*Direction:*
Pictures stay out of your copy, but everything else in the records below must be repeated exactly.

*Information supplied:*
========================================

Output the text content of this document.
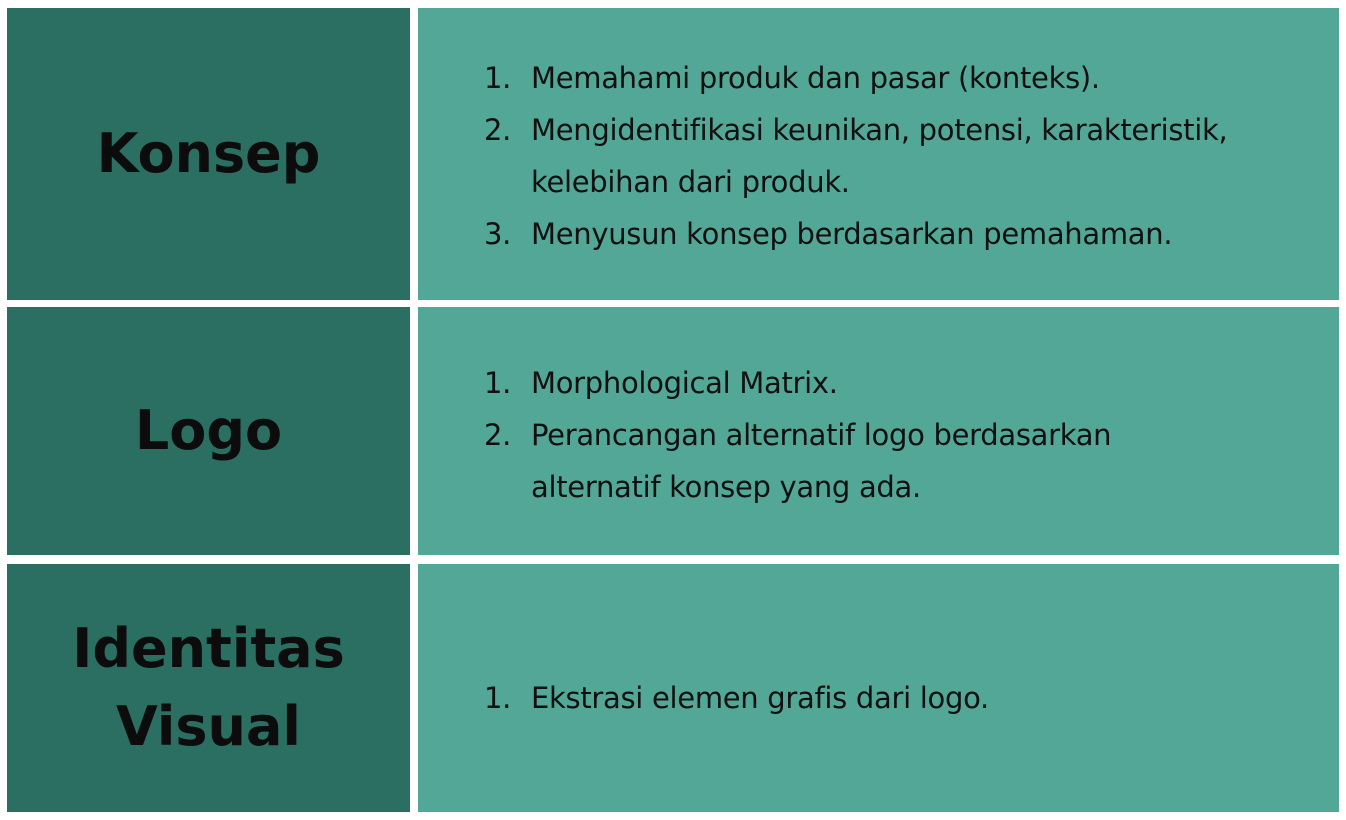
Konsep
1. Memahami produk dan pasar (konteks).
2. Mengidentifikasi keunikan, potensi, karakteristik,
kelebihan dari produk.
3. Menyusun konsep berdasarkan pemahaman.
Logo
1. Morphological Matrix.
2. Perancangan alternatif logo berdasarkan
alternatif konsep yang ada.
Identitas
Visual	1. Ekstrasi elemen grafis dari logo.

========================================

*Exercise response:*
Output the text content of this document.
Konsep
1. Memahami produk dan pasar (konteks).
2. Mengidentifikasi keunikan, potensi, karakteristik,
kelebihan dari produk.
3. Menyusun konsep berdasarkan pemahaman.
Logo
1. Morphological Matrix.
2. Perancangan alternatif logo berdasarkan
alternatif konsep yang ada.
Identitas
Visual	1. Ekstrasi elemen grafis dari logo.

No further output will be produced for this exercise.